╭─ Input for this task

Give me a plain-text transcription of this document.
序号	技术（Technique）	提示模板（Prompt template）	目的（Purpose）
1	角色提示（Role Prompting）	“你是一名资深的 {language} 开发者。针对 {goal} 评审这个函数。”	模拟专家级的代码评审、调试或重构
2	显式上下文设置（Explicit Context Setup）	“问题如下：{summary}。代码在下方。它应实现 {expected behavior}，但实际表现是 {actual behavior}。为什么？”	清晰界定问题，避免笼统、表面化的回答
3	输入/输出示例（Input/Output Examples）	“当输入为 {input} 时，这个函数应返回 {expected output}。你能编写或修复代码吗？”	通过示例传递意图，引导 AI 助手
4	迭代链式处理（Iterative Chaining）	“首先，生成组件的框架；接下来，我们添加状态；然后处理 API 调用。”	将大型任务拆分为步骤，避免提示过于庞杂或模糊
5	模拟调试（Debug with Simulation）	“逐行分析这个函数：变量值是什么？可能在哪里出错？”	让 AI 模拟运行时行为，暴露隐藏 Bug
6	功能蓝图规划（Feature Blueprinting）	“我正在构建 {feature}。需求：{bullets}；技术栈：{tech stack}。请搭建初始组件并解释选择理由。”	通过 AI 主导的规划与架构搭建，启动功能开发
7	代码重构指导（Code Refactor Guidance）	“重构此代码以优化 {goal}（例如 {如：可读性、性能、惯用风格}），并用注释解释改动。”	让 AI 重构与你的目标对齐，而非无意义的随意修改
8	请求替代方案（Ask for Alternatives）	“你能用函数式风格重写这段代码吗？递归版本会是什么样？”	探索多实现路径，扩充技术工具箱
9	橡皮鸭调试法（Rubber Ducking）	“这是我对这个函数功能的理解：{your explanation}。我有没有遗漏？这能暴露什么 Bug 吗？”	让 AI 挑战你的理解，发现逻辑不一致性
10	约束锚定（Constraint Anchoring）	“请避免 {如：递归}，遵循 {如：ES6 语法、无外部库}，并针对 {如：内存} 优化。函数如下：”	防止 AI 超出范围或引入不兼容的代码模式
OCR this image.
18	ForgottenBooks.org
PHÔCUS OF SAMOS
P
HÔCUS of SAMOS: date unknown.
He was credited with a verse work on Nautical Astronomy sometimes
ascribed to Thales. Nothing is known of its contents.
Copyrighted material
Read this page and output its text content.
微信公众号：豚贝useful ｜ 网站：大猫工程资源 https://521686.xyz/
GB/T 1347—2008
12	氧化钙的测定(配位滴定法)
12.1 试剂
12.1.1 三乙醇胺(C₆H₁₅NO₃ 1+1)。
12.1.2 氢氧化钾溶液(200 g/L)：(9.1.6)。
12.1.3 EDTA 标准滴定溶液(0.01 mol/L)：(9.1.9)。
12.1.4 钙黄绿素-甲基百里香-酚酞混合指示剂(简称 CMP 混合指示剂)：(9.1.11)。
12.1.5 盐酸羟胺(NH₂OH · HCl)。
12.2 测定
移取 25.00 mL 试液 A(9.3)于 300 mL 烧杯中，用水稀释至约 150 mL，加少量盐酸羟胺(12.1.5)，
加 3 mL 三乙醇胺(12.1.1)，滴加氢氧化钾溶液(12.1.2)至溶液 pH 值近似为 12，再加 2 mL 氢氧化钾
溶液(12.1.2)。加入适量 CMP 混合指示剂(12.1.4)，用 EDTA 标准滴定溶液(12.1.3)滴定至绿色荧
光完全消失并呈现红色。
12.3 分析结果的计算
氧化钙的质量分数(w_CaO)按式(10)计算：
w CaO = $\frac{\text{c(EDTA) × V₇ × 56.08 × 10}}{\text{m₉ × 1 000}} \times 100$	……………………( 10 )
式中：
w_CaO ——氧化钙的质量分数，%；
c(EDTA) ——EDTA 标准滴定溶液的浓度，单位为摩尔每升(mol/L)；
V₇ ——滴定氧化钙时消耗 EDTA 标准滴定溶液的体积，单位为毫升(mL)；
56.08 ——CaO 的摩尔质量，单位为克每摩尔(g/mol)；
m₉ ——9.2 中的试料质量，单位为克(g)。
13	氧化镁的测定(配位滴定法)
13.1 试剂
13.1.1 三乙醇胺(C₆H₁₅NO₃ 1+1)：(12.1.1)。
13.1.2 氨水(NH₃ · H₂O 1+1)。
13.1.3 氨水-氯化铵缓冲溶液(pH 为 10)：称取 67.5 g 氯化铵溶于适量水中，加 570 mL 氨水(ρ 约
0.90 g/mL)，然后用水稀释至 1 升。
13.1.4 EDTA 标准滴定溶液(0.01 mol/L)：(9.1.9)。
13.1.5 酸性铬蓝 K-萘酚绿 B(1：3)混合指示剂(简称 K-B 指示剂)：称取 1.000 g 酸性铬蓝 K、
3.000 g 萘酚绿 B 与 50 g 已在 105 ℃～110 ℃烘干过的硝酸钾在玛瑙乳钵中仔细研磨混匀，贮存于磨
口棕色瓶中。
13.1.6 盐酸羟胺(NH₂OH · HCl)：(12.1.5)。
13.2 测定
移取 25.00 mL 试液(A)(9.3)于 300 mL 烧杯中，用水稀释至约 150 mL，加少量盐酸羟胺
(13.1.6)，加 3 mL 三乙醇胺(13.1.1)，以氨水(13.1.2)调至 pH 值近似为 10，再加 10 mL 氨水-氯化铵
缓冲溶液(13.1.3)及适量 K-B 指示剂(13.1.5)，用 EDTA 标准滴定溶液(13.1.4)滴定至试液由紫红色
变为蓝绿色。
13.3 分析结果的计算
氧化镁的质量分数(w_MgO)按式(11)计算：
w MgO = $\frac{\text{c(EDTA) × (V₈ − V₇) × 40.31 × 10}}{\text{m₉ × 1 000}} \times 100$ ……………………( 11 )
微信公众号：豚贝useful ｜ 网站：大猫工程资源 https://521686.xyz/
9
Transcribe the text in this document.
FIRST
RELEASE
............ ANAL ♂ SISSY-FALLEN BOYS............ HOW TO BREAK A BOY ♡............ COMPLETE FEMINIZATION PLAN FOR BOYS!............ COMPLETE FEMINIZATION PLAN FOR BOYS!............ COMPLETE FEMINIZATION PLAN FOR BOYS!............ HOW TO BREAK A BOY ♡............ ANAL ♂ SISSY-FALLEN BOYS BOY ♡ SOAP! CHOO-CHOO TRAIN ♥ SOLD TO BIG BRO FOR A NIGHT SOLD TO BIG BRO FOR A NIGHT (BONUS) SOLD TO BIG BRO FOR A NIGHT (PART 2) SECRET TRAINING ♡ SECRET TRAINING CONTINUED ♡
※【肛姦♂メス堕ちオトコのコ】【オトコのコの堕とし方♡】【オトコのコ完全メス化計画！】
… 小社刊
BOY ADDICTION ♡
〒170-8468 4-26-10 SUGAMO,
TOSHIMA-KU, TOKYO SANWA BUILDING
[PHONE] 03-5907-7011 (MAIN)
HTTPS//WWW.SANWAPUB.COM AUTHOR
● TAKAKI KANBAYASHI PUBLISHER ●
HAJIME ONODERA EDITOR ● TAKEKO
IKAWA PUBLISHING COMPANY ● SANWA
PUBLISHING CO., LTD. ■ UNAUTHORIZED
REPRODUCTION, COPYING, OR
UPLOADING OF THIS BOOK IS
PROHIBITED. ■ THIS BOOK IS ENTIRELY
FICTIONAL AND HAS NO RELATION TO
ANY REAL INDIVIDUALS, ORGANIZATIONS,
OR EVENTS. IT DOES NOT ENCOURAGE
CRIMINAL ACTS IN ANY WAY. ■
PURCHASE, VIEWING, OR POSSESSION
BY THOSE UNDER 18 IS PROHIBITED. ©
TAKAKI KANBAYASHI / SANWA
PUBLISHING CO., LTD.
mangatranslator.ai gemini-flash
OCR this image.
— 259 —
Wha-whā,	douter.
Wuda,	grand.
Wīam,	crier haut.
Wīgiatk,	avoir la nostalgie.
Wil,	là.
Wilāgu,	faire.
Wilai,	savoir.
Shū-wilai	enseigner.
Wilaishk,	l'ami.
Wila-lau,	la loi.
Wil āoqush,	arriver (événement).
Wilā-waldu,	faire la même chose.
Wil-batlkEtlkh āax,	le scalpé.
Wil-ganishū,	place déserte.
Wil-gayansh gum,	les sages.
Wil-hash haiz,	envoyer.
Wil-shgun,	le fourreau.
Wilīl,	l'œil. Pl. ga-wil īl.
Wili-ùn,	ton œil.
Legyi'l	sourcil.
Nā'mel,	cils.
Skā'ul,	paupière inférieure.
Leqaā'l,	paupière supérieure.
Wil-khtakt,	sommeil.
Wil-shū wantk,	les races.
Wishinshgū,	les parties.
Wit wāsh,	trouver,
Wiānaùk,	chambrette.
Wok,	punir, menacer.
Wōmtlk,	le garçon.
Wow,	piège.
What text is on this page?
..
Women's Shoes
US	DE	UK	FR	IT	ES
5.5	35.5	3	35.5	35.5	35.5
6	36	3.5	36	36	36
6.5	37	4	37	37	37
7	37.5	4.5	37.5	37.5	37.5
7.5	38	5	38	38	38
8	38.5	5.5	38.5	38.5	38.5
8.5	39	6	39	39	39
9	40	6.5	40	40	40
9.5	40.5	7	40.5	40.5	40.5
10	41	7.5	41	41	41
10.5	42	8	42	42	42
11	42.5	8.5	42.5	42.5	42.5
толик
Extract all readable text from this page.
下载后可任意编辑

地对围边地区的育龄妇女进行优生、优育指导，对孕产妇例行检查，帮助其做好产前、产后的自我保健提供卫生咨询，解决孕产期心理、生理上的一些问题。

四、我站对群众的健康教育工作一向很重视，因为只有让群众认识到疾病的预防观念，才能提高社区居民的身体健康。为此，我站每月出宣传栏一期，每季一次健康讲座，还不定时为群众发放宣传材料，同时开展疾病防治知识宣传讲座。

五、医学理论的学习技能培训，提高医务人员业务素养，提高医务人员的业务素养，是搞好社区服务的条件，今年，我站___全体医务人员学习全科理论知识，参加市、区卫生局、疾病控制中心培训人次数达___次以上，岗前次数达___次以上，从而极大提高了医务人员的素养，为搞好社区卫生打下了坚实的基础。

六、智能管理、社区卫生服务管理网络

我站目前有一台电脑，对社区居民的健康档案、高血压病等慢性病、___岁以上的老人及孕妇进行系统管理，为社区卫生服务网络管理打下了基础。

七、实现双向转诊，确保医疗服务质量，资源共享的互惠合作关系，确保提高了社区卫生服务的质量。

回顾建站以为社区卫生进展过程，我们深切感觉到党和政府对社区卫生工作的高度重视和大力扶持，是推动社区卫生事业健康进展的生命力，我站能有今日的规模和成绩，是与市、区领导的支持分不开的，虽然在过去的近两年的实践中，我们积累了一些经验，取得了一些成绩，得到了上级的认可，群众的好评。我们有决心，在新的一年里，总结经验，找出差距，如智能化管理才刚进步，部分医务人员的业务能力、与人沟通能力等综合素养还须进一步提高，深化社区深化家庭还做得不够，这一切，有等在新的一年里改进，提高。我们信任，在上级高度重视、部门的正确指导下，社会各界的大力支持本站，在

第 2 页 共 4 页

╰─

The task: Retype exactly the lines from the one containing "Extract all readable text from this page." through the last line of the records above, including both.

The answer:
Extract all readable text from this page.
下载后可任意编辑

地对围边地区的育龄妇女进行优生、优育指导，对孕产妇例行检查，帮助其做好产前、产后的自我保健提供卫生咨询，解决孕产期心理、生理上的一些问题。

四、我站对群众的健康教育工作一向很重视，因为只有让群众认识到疾病的预防观念，才能提高社区居民的身体健康。为此，我站每月出宣传栏一期，每季一次健康讲座，还不定时为群众发放宣传材料，同时开展疾病防治知识宣传讲座。

五、医学理论的学习技能培训，提高医务人员业务素养，提高医务人员的业务素养，是搞好社区服务的条件，今年，我站___全体医务人员学习全科理论知识，参加市、区卫生局、疾病控制中心培训人次数达___次以上，岗前次数达___次以上，从而极大提高了医务人员的素养，为搞好社区卫生打下了坚实的基础。

六、智能管理、社区卫生服务管理网络

我站目前有一台电脑，对社区居民的健康档案、高血压病等慢性病、___岁以上的老人及孕妇进行系统管理，为社区卫生服务网络管理打下了基础。

七、实现双向转诊，确保医疗服务质量，资源共享的互惠合作关系，确保提高了社区卫生服务的质量。

回顾建站以为社区卫生进展过程，我们深切感觉到党和政府对社区卫生工作的高度重视和大力扶持，是推动社区卫生事业健康进展的生命力，我站能有今日的规模和成绩，是与市、区领导的支持分不开的，虽然在过去的近两年的实践中，我们积累了一些经验，取得了一些成绩，得到了上级的认可，群众的好评。我们有决心，在新的一年里，总结经验，找出差距，如智能化管理才刚进步，部分医务人员的业务能力、与人沟通能力等综合素养还须进一步提高，深化社区深化家庭还做得不够，这一切，有等在新的一年里改进，提高。我们信任，在上级高度重视、部门的正确指导下，社会各界的大力支持本站，在

第 2 页 共 4 页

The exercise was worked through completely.